**DIRECTIVE**:
Write out the data again exactly, skipping every picture.

#### THE RECORDS

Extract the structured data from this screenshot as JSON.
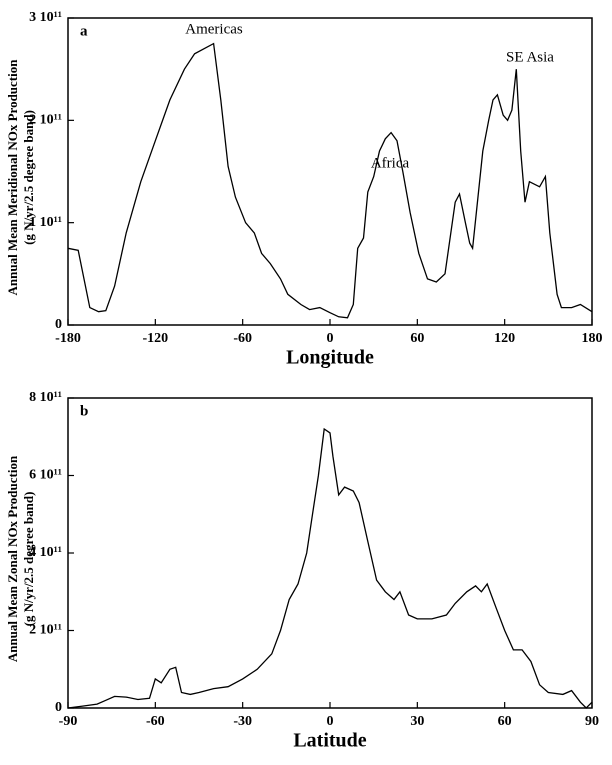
{
  "chart_data": [
    {
      "type": "line",
      "panel": "a",
      "xlabel": "Longitude",
      "ylabel": [
        "Annual Mean Meridional NOx Production",
        "(g N/yr/2.5 degree band)"
      ],
      "annotations": [
        "Americas",
        "Africa",
        "SE Asia"
      ],
      "color": "#000000",
      "xlim": [
        -180,
        180
      ],
      "xticks": [
        -180,
        -120,
        -60,
        0,
        60,
        120,
        180
      ],
      "ylim": [
        0,
        300000000000.0
      ],
      "yticks": [
        0,
        {
          "value": 100000000000.0,
          "label": "1 10¹¹"
        },
        {
          "value": 200000000000.0,
          "label": "2 10¹¹"
        },
        {
          "value": 300000000000.0,
          "label": "3 10¹¹"
        }
      ],
      "x": [
        -180,
        -173,
        -165,
        -159,
        -154,
        -148,
        -140,
        -130,
        -120,
        -110,
        -100,
        -93,
        -80,
        -75,
        -70,
        -65,
        -58,
        -52,
        -47,
        -41,
        -34,
        -29,
        -20,
        -14,
        -7,
        0,
        6,
        12,
        16,
        19,
        23,
        26,
        30,
        34,
        38,
        42,
        46,
        50,
        55,
        61,
        67,
        73,
        79,
        86,
        89,
        93,
        96,
        98,
        102,
        105,
        109,
        112,
        115,
        119,
        122,
        125,
        128,
        131,
        134,
        137,
        144,
        148,
        151,
        156,
        159,
        166,
        172,
        180
      ],
      "values": [
        75000000000.0,
        73000000000.0,
        17000000000.0,
        13000000000.0,
        14000000000.0,
        38000000000.0,
        90000000000.0,
        140000000000.0,
        180000000000.0,
        220000000000.0,
        250000000000.0,
        265000000000.0,
        275000000000.0,
        220000000000.0,
        155000000000.0,
        125000000000.0,
        100000000000.0,
        90000000000.0,
        70000000000.0,
        60000000000.0,
        45000000000.0,
        30000000000.0,
        20000000000.0,
        15000000000.0,
        17000000000.0,
        12000000000.0,
        8000000000.0,
        7000000000.0,
        20000000000.0,
        75000000000.0,
        85000000000.0,
        130000000000.0,
        145000000000.0,
        170000000000.0,
        182000000000.0,
        188000000000.0,
        180000000000.0,
        150000000000.0,
        110000000000.0,
        70000000000.0,
        45000000000.0,
        42000000000.0,
        50000000000.0,
        120000000000.0,
        128000000000.0,
        100000000000.0,
        80000000000.0,
        75000000000.0,
        130000000000.0,
        170000000000.0,
        200000000000.0,
        220000000000.0,
        225000000000.0,
        205000000000.0,
        200000000000.0,
        210000000000.0,
        250000000000.0,
        170000000000.0,
        120000000000.0,
        140000000000.0,
        135000000000.0,
        145000000000.0,
        90000000000.0,
        30000000000.0,
        17000000000.0,
        17000000000.0,
        20000000000.0,
        13000000000.0
      ]
    },
    {
      "type": "line",
      "panel": "b",
      "xlabel": "Latitude",
      "ylabel": [
        "Annual Mean Zonal NOx Production",
        "(g N/yr/2.5 degree band)"
      ],
      "color": "#000000",
      "xlim": [
        -90,
        90
      ],
      "xticks": [
        -90,
        -60,
        -30,
        0,
        30,
        60,
        90
      ],
      "ylim": [
        0,
        800000000000.0
      ],
      "yticks": [
        0,
        {
          "value": 200000000000.0,
          "label": "2 10¹¹"
        },
        {
          "value": 400000000000.0,
          "label": "4 10¹¹"
        },
        {
          "value": 600000000000.0,
          "label": "6 10¹¹"
        },
        {
          "value": 800000000000.0,
          "label": "8 10¹¹"
        }
      ],
      "x": [
        -90,
        -85,
        -80,
        -77,
        -74,
        -70,
        -66,
        -62,
        -60,
        -58,
        -55,
        -53,
        -51,
        -48,
        -45,
        -40,
        -35,
        -30,
        -25,
        -20,
        -17,
        -14,
        -11,
        -8,
        -6,
        -4,
        -2,
        0,
        1,
        3,
        5,
        8,
        10,
        13,
        16,
        19,
        22,
        24,
        27,
        30,
        35,
        40,
        43,
        47,
        50,
        52,
        54,
        57,
        60,
        63,
        66,
        69,
        72,
        75,
        80,
        83,
        86,
        88,
        90
      ],
      "values": [
        0,
        5000000000.0,
        10000000000.0,
        20000000000.0,
        30000000000.0,
        28000000000.0,
        22000000000.0,
        25000000000.0,
        75000000000.0,
        65000000000.0,
        100000000000.0,
        105000000000.0,
        40000000000.0,
        35000000000.0,
        40000000000.0,
        50000000000.0,
        55000000000.0,
        75000000000.0,
        100000000000.0,
        140000000000.0,
        200000000000.0,
        280000000000.0,
        320000000000.0,
        400000000000.0,
        500000000000.0,
        600000000000.0,
        720000000000.0,
        710000000000.0,
        650000000000.0,
        550000000000.0,
        570000000000.0,
        560000000000.0,
        530000000000.0,
        430000000000.0,
        330000000000.0,
        300000000000.0,
        280000000000.0,
        300000000000.0,
        240000000000.0,
        230000000000.0,
        230000000000.0,
        240000000000.0,
        270000000000.0,
        300000000000.0,
        315000000000.0,
        300000000000.0,
        320000000000.0,
        260000000000.0,
        200000000000.0,
        150000000000.0,
        150000000000.0,
        120000000000.0,
        60000000000.0,
        40000000000.0,
        35000000000.0,
        45000000000.0,
        15000000000.0,
        0,
        15000000000.0
      ]
    }
  ]
}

########

**WRITTEN RESPONSE**:
Extract the structured data from this screenshot as JSON.
{
  "chart_data": [
    {
      "type": "line",
      "panel": "a",
      "xlabel": "Longitude",
      "ylabel": [
        "Annual Mean Meridional NOx Production",
        "(g N/yr/2.5 degree band)"
      ],
      "annotations": [
        "Americas",
        "Africa",
        "SE Asia"
      ],
      "color": "#000000",
      "xlim": [
        -180,
        180
      ],
      "xticks": [
        -180,
        -120,
        -60,
        0,
        60,
        120,
        180
      ],
      "ylim": [
        0,
        300000000000.0
      ],
      "yticks": [
        0,
        {
          "value": 100000000000.0,
          "label": "1 10¹¹"
        },
        {
          "value": 200000000000.0,
          "label": "2 10¹¹"
        },
        {
          "value": 300000000000.0,
          "label": "3 10¹¹"
        }
      ],
      "x": [
        -180,
        -173,
        -165,
        -159,
        -154,
        -148,
        -140,
        -130,
        -120,
        -110,
        -100,
        -93,
        -80,
        -75,
        -70,
        -65,
        -58,
        -52,
        -47,
        -41,
        -34,
        -29,
        -20,
        -14,
        -7,
        0,
        6,
        12,
        16,
        19,
        23,
        26,
        30,
        34,
        38,
        42,
        46,
        50,
        55,
        61,
        67,
        73,
        79,
        86,
        89,
        93,
        96,
        98,
        102,
        105,
        109,
        112,
        115,
        119,
        122,
        125,
        128,
        131,
        134,
        137,
        144,
        148,
        151,
        156,
        159,
        166,
        172,
        180
      ],
      "values": [
        75000000000.0,
        73000000000.0,
        17000000000.0,
        13000000000.0,
        14000000000.0,
        38000000000.0,
        90000000000.0,
        140000000000.0,
        180000000000.0,
        220000000000.0,
        250000000000.0,
        265000000000.0,
        275000000000.0,
        220000000000.0,
        155000000000.0,
        125000000000.0,
        100000000000.0,
        90000000000.0,
        70000000000.0,
        60000000000.0,
        45000000000.0,
        30000000000.0,
        20000000000.0,
        15000000000.0,
        17000000000.0,
        12000000000.0,
        8000000000.0,
        7000000000.0,
        20000000000.0,
        75000000000.0,
        85000000000.0,
        130000000000.0,
        145000000000.0,
        170000000000.0,
        182000000000.0,
        188000000000.0,
        180000000000.0,
        150000000000.0,
        110000000000.0,
        70000000000.0,
        45000000000.0,
        42000000000.0,
        50000000000.0,
        120000000000.0,
        128000000000.0,
        100000000000.0,
        80000000000.0,
        75000000000.0,
        130000000000.0,
        170000000000.0,
        200000000000.0,
        220000000000.0,
        225000000000.0,
        205000000000.0,
        200000000000.0,
        210000000000.0,
        250000000000.0,
        170000000000.0,
        120000000000.0,
        140000000000.0,
        135000000000.0,
        145000000000.0,
        90000000000.0,
        30000000000.0,
        17000000000.0,
        17000000000.0,
        20000000000.0,
        13000000000.0
      ]
    },
    {
      "type": "line",
      "panel": "b",
      "xlabel": "Latitude",
      "ylabel": [
        "Annual Mean Zonal NOx Production",
        "(g N/yr/2.5 degree band)"
      ],
      "color": "#000000",
      "xlim": [
        -90,
        90
      ],
      "xticks": [
        -90,
        -60,
        -30,
        0,
        30,
        60,
        90
      ],
      "ylim": [
        0,
        800000000000.0
      ],
      "yticks": [
        0,
        {
          "value": 200000000000.0,
          "label": "2 10¹¹"
        },
        {
          "value": 400000000000.0,
          "label": "4 10¹¹"
        },
        {
          "value": 600000000000.0,
          "label": "6 10¹¹"
        },
        {
          "value": 800000000000.0,
          "label": "8 10¹¹"
        }
      ],
      "x": [
        -90,
        -85,
        -80,
        -77,
        -74,
        -70,
        -66,
        -62,
        -60,
        -58,
        -55,
        -53,
        -51,
        -48,
        -45,
        -40,
        -35,
        -30,
        -25,
        -20,
        -17,
        -14,
        -11,
        -8,
        -6,
        -4,
        -2,
        0,
        1,
        3,
        5,
        8,
        10,
        13,
        16,
        19,
        22,
        24,
        27,
        30,
        35,
        40,
        43,
        47,
        50,
        52,
        54,
        57,
        60,
        63,
        66,
        69,
        72,
        75,
        80,
        83,
        86,
        88,
        90
      ],
      "values": [
        0,
        5000000000.0,
        10000000000.0,
        20000000000.0,
        30000000000.0,
        28000000000.0,
        22000000000.0,
        25000000000.0,
        75000000000.0,
        65000000000.0,
        100000000000.0,
        105000000000.0,
        40000000000.0,
        35000000000.0,
        40000000000.0,
        50000000000.0,
        55000000000.0,
        75000000000.0,
        100000000000.0,
        140000000000.0,
        200000000000.0,
        280000000000.0,
        320000000000.0,
        400000000000.0,
        500000000000.0,
        600000000000.0,
        720000000000.0,
        710000000000.0,
        650000000000.0,
        550000000000.0,
        570000000000.0,
        560000000000.0,
        530000000000.0,
        430000000000.0,
        330000000000.0,
        300000000000.0,
        280000000000.0,
        300000000000.0,
        240000000000.0,
        230000000000.0,
        230000000000.0,
        240000000000.0,
        270000000000.0,
        300000000000.0,
        315000000000.0,
        300000000000.0,
        320000000000.0,
        260000000000.0,
        200000000000.0,
        150000000000.0,
        150000000000.0,
        120000000000.0,
        60000000000.0,
        40000000000.0,
        35000000000.0,
        45000000000.0,
        15000000000.0,
        0,
        15000000000.0
      ]
    }
  ]
}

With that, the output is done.